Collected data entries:
>> begin

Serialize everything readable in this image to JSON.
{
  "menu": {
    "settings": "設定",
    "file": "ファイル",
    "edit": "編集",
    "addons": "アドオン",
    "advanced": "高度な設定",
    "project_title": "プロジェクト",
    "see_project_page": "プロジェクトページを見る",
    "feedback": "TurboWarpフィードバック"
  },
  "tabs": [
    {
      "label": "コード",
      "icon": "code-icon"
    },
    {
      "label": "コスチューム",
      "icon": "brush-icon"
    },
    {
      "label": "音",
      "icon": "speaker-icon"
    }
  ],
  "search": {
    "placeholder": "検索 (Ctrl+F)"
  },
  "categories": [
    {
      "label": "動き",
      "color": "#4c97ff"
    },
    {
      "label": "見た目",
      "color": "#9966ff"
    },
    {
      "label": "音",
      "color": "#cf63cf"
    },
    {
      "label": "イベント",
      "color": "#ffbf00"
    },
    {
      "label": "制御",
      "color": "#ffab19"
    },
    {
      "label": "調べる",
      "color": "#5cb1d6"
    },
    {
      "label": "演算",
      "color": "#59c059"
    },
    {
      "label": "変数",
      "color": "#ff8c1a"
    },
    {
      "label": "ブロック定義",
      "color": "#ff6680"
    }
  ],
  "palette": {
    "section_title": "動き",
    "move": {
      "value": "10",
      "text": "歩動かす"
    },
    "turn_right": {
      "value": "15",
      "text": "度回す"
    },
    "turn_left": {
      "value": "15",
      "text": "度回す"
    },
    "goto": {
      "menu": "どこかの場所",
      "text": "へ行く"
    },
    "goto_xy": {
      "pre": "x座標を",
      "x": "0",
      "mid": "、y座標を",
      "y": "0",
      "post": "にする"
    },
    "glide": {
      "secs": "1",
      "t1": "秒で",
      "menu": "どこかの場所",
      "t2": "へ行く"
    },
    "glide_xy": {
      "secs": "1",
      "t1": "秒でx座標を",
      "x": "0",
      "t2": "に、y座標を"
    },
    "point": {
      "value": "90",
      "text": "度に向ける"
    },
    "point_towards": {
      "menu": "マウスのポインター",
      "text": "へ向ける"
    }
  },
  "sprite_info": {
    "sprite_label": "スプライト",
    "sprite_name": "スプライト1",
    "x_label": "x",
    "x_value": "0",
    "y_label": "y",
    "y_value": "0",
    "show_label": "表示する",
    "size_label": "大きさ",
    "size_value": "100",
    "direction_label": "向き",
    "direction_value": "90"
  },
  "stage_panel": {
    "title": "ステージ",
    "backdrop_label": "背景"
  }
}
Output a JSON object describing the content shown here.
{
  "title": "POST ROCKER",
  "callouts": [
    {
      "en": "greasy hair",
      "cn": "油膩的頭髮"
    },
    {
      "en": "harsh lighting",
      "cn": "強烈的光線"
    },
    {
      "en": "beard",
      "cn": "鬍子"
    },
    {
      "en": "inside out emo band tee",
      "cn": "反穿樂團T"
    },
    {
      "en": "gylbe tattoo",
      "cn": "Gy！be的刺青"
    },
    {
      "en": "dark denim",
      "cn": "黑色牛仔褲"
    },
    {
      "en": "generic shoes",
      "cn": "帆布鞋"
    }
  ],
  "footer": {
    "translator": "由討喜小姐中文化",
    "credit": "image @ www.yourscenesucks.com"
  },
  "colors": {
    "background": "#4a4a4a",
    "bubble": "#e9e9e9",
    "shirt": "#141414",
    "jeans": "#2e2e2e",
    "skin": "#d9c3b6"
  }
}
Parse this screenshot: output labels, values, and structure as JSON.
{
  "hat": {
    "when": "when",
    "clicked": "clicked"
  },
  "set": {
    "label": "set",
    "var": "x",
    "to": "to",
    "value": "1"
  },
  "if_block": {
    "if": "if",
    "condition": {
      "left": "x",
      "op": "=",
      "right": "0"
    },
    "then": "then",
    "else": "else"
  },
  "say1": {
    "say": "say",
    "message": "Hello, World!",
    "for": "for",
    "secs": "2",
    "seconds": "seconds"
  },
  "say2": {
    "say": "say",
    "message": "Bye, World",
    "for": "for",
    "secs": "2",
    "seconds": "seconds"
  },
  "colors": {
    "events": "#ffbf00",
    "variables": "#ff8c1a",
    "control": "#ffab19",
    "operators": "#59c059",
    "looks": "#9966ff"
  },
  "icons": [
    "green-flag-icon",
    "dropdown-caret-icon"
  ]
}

>> end
>> begin

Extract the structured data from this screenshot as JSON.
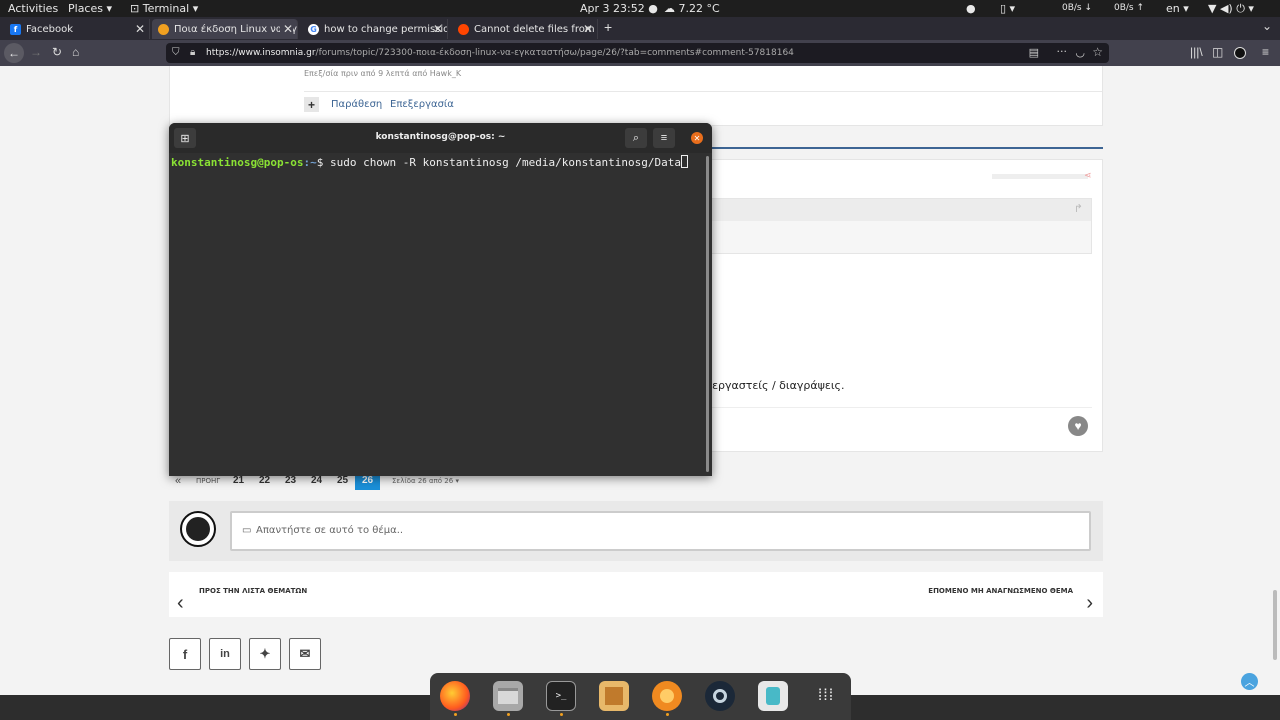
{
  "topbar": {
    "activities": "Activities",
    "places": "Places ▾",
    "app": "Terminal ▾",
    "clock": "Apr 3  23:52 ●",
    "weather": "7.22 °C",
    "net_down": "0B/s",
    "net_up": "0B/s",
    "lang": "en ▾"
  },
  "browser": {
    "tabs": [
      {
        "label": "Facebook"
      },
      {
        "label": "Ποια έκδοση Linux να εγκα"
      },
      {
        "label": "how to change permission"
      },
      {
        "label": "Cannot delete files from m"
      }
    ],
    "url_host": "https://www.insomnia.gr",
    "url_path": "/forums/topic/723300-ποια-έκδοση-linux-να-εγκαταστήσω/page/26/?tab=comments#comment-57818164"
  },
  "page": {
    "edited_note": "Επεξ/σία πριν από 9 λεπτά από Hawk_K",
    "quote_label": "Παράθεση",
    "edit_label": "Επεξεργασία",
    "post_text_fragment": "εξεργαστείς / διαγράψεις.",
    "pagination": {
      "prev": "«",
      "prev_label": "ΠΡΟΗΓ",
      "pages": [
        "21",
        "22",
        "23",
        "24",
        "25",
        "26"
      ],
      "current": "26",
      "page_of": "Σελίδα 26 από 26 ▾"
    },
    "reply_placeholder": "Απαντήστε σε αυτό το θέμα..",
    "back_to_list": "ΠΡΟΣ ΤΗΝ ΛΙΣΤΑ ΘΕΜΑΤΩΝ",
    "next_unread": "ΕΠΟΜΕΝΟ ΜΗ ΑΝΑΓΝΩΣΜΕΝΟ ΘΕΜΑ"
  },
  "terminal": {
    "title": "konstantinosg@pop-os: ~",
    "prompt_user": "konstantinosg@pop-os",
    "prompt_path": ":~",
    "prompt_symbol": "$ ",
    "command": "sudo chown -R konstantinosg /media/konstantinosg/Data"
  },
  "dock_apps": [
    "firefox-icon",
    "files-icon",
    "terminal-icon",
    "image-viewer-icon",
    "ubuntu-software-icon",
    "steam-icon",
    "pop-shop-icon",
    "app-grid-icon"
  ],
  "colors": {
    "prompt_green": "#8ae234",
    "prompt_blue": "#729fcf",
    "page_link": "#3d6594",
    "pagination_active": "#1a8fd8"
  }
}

>> end

■ Given exercise:
Copy out every line of the listing that contains the string "this".

■ Exercise response:
Serialize everything readable in this image to JSON.
Parse this screenshot: output labels, values, and structure as JSON.
Extract the structured data from this screenshot as JSON.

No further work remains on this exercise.